* **Requirements**: Gather all lines with the word "this" in them.

* **Dataset rows about figures**:

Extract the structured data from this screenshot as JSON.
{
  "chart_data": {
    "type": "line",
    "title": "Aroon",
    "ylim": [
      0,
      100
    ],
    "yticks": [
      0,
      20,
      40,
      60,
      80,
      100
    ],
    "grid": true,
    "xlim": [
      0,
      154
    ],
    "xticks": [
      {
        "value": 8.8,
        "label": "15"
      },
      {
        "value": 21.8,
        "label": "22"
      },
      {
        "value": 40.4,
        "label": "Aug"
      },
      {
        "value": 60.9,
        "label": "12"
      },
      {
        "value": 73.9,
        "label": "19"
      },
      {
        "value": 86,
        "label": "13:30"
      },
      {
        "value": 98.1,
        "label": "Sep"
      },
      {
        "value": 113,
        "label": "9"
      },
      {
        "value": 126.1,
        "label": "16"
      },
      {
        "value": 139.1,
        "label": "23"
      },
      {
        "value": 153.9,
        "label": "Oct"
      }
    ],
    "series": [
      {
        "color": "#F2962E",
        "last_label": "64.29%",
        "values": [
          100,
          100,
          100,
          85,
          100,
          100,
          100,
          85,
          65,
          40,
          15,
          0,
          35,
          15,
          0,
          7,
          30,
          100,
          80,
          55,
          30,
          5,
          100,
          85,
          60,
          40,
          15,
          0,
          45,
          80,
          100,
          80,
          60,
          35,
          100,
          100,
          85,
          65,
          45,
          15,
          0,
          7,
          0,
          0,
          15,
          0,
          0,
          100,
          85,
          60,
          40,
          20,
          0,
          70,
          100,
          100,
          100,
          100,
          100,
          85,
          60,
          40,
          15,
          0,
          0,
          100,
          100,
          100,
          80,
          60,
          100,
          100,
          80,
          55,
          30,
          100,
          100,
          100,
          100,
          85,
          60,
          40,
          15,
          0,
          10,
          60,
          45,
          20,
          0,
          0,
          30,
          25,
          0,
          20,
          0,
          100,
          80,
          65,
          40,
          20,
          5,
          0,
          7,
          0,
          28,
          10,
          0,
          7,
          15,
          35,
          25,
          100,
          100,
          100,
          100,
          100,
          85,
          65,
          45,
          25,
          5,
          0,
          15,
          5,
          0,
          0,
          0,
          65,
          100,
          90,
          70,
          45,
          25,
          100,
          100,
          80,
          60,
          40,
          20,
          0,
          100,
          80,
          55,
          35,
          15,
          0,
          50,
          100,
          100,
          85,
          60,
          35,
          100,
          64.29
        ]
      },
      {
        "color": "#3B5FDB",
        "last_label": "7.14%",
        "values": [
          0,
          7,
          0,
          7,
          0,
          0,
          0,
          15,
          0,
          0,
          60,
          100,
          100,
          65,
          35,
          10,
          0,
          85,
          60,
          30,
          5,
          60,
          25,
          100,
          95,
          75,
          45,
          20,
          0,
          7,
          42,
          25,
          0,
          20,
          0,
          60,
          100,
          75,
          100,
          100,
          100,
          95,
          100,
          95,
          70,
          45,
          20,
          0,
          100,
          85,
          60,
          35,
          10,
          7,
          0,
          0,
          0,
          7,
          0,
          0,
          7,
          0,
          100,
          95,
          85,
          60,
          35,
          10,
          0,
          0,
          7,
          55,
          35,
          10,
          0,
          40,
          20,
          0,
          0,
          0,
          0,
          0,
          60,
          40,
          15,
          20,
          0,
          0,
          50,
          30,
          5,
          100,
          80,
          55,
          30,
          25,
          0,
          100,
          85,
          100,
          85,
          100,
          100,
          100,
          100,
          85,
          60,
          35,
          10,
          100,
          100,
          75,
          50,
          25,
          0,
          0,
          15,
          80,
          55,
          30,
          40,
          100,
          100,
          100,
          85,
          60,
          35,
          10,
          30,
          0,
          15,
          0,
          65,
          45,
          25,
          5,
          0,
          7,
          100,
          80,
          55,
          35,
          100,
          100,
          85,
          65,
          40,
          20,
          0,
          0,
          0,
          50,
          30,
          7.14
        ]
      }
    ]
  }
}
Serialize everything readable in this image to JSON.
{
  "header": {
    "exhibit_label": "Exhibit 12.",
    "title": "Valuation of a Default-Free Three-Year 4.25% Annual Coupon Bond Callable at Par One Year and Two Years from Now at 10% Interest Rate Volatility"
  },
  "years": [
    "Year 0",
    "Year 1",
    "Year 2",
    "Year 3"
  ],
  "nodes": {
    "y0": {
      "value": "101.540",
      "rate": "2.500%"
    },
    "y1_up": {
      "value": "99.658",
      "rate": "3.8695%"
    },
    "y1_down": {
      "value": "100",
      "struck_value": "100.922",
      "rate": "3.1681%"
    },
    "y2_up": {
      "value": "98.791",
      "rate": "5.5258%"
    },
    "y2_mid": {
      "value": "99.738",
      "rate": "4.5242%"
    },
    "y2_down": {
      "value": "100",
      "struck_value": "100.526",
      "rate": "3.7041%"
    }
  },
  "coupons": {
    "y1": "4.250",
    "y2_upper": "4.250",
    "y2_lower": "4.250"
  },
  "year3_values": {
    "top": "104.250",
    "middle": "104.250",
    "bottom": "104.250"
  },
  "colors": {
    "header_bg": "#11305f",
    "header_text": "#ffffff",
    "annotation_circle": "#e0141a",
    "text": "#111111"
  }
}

* **Result of the task**:
Extract the structured data from this screenshot as JSON.
Serialize everything readable in this image to JSON.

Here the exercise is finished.